Exercise task
From the listing below, copy every line with the word "name".

********

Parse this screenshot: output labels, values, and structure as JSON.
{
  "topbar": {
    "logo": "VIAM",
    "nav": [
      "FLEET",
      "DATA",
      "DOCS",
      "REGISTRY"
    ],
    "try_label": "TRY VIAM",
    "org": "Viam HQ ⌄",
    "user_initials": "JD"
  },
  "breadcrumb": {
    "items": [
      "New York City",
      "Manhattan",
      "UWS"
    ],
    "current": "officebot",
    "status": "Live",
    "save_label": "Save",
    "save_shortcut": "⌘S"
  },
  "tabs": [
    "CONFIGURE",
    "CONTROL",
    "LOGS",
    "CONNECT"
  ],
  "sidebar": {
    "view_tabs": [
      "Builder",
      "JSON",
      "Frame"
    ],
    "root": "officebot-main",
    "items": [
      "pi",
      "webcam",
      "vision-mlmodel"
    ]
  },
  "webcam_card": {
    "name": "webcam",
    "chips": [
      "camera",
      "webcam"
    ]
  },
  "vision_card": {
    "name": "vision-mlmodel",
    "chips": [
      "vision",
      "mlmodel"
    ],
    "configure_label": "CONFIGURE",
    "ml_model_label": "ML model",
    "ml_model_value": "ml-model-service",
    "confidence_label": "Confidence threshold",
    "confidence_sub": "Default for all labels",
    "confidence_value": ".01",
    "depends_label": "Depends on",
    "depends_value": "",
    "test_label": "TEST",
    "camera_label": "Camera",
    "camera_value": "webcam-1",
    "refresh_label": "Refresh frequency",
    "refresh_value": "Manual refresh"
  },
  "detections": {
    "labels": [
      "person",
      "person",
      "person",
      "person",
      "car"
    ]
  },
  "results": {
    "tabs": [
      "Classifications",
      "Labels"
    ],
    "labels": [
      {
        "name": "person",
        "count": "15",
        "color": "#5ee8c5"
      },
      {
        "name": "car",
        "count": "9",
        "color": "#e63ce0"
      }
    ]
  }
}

********

Answer below
    "name": "webcam",
    "name": "vision-mlmodel",
        "name": "person",
        "name": "car",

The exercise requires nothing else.